• **TO BE DONE**
Show every line where "this" occurs.

• **MATERIALS PROVIDED**
* begin *

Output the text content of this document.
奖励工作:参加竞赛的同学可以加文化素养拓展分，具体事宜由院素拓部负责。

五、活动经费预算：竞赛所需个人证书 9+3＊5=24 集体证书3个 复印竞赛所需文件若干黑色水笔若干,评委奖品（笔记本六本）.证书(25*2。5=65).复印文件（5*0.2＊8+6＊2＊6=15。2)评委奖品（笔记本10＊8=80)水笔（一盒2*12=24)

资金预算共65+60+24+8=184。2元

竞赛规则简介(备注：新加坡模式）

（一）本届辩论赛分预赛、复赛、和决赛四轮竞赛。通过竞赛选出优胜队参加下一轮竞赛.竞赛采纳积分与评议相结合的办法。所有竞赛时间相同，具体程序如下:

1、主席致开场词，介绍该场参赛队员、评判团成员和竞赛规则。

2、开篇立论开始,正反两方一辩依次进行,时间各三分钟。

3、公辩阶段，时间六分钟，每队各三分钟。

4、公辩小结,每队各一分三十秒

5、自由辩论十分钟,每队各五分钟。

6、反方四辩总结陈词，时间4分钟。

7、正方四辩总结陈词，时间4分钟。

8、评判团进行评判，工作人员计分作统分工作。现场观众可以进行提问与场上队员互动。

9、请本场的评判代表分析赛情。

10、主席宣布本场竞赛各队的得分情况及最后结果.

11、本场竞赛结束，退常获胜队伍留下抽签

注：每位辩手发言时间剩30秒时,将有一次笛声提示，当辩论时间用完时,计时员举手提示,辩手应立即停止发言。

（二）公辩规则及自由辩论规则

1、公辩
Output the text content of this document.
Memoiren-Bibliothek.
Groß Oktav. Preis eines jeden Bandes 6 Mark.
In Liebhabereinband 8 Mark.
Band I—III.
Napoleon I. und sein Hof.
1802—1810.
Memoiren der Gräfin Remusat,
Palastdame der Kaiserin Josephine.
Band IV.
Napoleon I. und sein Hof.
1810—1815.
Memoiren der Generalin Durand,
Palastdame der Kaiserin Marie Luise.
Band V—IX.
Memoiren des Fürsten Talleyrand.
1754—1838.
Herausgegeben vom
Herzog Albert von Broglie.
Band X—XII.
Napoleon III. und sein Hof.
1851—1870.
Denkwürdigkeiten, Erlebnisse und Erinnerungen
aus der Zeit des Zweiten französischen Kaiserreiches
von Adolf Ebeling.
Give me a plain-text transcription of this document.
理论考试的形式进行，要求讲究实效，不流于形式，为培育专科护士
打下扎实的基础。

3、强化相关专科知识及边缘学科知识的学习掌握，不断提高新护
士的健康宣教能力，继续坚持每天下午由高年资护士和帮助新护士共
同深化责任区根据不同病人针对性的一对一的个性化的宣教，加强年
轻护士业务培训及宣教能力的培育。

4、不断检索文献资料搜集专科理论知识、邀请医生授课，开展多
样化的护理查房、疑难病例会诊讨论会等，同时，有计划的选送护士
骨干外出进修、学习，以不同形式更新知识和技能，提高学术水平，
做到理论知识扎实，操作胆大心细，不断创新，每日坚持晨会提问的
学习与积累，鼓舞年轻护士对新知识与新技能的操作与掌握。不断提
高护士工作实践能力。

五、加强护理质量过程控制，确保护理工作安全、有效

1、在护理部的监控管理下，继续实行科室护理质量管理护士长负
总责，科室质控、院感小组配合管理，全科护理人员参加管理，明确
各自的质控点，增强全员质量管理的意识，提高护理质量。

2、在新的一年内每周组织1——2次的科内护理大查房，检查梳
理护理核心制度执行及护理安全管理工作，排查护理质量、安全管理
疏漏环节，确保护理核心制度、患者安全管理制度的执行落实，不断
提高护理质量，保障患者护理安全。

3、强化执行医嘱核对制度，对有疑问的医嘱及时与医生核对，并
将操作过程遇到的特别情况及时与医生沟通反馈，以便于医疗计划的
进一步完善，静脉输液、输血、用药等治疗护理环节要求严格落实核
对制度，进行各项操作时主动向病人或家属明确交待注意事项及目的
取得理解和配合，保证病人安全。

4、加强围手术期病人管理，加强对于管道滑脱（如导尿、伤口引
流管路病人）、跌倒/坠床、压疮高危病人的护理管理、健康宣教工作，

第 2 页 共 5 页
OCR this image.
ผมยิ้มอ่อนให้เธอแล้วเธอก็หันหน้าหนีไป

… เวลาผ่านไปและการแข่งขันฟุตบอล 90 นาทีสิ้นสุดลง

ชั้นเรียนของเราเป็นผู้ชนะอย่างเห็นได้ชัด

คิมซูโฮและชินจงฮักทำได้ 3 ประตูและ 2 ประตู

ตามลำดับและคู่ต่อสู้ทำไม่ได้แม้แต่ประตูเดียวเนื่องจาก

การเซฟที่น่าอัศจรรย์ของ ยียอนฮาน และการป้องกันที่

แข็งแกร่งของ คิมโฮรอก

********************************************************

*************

* end *

• **PROBLEM SOLUTION**
Output the text content of this document.
Output the text content of this document.
Give me a plain-text transcription of this document.
OCR this image.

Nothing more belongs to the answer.